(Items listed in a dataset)
_ _ _

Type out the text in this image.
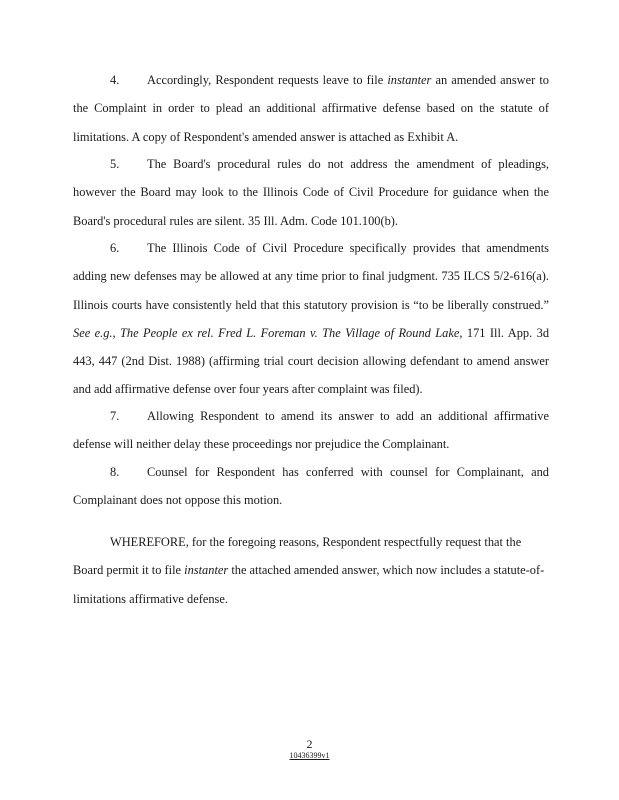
4. Accordingly, Respondent requests leave to file instanter an amended answer to the Complaint in order to plead an additional affirmative defense based on the statute of limitations. A copy of Respondent's amended answer is attached as Exhibit A.

5. The Board's procedural rules do not address the amendment of pleadings, however the Board may look to the Illinois Code of Civil Procedure for guidance when the Board's procedural rules are silent. 35 Ill. Adm. Code 101.100(b).

6. The Illinois Code of Civil Procedure specifically provides that amendments adding new defenses may be allowed at any time prior to final judgment. 735 ILCS 5/2-616(a). Illinois courts have consistently held that this statutory provision is “to be liberally construed.” See e.g., The People ex rel. Fred L. Foreman v. The Village of Round Lake, 171 Ill. App. 3d 443, 447 (2nd Dist. 1988) (affirming trial court decision allowing defendant to amend answer and add affirmative defense over four years after complaint was filed).

7. Allowing Respondent to amend its answer to add an additional affirmative defense will neither delay these proceedings nor prejudice the Complainant.

8. Counsel for Respondent has conferred with counsel for Complainant, and Complainant does not oppose this motion.

WHEREFORE, for the foregoing reasons, Respondent respectfully request that the Board permit it to file instanter the attached amended answer, which now includes a statute-of-limitations affirmative defense.

2
10436399v1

_ _ _

§ **Direction**:
Looking at the records above, say how many lines hold the string "amended". Write nothing but the number.

§ **Written reply**:
2